• Task material:
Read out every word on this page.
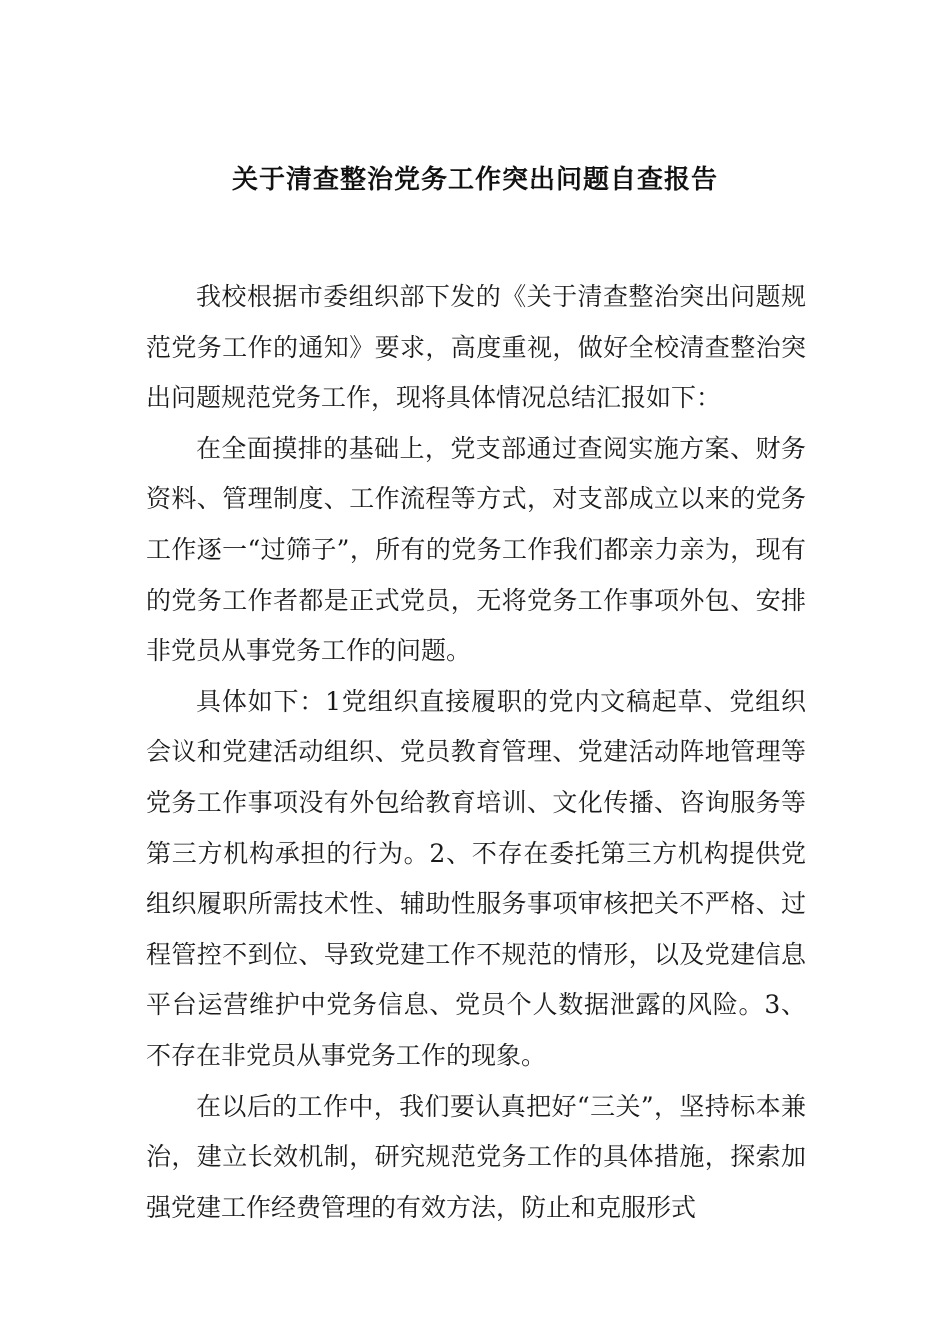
关于清查整治党务工作突出问题自查报告

我校根据市委组织部下发的《关于清查整治突出问题规范党务工作的通知》要求，高度重视，做好全校清查整治突出问题规范党务工作，现将具体情况总结汇报如下：

在全面摸排的基础上，党支部通过查阅实施方案、财务资料、管理制度、工作流程等方式，对支部成立以来的党务工作逐一“过筛子”，所有的党务工作我们都亲力亲为，现有的党务工作者都是正式党员，无将党务工作事项外包、安排非党员从事党务工作的问题。

具体如下：1党组织直接履职的党内文稿起草、党组织会议和党建活动组织、党员教育管理、党建活动阵地管理等党务工作事项没有外包给教育培训、文化传播、咨询服务等第三方机构承担的行为。2、不存在委托第三方机构提供党组织履职所需技术性、辅助性服务事项审核把关不严格、过程管控不到位、导致党建工作不规范的情形，以及党建信息平台运营维护中党务信息、党员个人数据泄露的风险。3、不存在非党员从事党务工作的现象。

在以后的工作中，我们要认真把好“三关”，坚持标本兼治，建立长效机制，研究规范党务工作的具体措施，探索加强党建工作经费管理的有效方法，防止和克服形式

• Goal of the exercise: Pictures in the records above should not be copied. Repeat everything else exactly.

• Solved exercise:
Read out every word on this page.
关于清查整治党务工作突出问题自查报告

我校根据市委组织部下发的《关于清查整治突出问题规范党务工作的通知》要求，高度重视，做好全校清查整治突出问题规范党务工作，现将具体情况总结汇报如下：

在全面摸排的基础上，党支部通过查阅实施方案、财务资料、管理制度、工作流程等方式，对支部成立以来的党务工作逐一“过筛子”，所有的党务工作我们都亲力亲为，现有的党务工作者都是正式党员，无将党务工作事项外包、安排非党员从事党务工作的问题。

具体如下：1党组织直接履职的党内文稿起草、党组织会议和党建活动组织、党员教育管理、党建活动阵地管理等党务工作事项没有外包给教育培训、文化传播、咨询服务等第三方机构承担的行为。2、不存在委托第三方机构提供党组织履职所需技术性、辅助性服务事项审核把关不严格、过程管控不到位、导致党建工作不规范的情形，以及党建信息平台运营维护中党务信息、党员个人数据泄露的风险。3、不存在非党员从事党务工作的现象。

在以后的工作中，我们要认真把好“三关”，坚持标本兼治，建立长效机制，研究规范党务工作的具体措施，探索加强党建工作经费管理的有效方法，防止和克服形式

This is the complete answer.